Directive
Using the listing below, give the number of lines where "this" appears, and nothing else.

Dataset listings of figures:
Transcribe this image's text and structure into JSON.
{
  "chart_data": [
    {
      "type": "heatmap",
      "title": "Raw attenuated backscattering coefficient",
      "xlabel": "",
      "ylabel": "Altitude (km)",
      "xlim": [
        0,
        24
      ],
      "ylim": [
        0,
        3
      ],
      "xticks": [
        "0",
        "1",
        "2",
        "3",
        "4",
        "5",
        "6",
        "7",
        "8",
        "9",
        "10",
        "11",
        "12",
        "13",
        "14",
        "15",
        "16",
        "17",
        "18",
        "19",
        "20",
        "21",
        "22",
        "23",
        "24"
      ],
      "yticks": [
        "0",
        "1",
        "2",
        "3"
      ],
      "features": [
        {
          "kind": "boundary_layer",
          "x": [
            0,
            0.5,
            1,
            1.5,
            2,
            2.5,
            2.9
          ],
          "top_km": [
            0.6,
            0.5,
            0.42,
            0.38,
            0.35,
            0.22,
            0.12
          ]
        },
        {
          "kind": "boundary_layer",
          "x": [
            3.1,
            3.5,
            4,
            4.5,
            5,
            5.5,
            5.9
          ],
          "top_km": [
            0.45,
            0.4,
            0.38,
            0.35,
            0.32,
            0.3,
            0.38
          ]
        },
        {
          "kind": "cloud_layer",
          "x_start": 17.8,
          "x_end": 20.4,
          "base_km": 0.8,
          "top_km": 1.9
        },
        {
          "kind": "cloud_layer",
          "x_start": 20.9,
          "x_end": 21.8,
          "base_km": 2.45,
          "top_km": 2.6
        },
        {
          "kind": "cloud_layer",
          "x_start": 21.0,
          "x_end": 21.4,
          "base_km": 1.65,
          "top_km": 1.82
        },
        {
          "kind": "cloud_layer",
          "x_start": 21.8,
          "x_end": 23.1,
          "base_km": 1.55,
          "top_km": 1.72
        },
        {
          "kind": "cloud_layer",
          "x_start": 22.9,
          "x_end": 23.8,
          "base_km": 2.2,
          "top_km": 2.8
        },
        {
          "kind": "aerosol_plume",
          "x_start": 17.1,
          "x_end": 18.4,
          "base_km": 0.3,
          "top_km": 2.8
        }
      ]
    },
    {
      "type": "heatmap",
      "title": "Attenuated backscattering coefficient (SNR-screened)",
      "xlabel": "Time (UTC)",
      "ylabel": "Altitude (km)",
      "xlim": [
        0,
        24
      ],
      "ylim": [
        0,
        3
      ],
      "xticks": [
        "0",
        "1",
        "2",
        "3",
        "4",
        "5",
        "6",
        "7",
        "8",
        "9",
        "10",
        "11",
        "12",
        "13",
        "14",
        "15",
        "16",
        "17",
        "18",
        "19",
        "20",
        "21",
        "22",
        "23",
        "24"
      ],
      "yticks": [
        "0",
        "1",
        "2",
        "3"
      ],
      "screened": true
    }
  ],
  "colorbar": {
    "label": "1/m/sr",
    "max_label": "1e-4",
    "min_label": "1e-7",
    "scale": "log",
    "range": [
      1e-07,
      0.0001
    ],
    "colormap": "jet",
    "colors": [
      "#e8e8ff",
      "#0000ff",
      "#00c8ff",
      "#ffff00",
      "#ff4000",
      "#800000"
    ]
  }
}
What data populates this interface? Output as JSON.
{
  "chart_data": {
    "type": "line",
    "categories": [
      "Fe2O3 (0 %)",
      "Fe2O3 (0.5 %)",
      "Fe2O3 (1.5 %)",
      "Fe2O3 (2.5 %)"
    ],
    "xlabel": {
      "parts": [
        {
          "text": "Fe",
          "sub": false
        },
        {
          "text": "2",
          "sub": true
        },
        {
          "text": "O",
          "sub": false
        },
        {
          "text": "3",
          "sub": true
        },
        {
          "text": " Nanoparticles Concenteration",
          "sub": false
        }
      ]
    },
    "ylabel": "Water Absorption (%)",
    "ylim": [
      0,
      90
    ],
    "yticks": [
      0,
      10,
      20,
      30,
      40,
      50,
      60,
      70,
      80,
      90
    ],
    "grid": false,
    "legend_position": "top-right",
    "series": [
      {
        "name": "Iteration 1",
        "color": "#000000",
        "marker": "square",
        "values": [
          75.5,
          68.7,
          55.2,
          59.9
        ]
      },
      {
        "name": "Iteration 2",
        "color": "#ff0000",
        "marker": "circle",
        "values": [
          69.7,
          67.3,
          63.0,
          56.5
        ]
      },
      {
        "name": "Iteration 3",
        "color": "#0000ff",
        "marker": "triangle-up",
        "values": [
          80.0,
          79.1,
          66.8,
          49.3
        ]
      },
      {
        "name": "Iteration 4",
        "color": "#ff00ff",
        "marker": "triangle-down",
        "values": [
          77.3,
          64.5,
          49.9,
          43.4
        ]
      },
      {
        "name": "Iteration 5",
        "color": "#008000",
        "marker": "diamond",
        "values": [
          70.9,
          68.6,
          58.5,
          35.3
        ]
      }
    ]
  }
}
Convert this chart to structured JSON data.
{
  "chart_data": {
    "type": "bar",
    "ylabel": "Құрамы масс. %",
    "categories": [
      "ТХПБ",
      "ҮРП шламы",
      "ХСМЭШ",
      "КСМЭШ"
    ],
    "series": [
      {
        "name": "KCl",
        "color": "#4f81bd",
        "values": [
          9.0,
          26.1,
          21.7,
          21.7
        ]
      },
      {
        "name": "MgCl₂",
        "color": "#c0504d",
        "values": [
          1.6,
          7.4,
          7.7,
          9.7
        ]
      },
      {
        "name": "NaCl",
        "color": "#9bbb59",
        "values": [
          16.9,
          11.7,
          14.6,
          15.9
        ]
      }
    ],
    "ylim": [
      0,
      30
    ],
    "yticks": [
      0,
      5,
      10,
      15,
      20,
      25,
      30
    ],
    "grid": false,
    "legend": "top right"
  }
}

Output below
3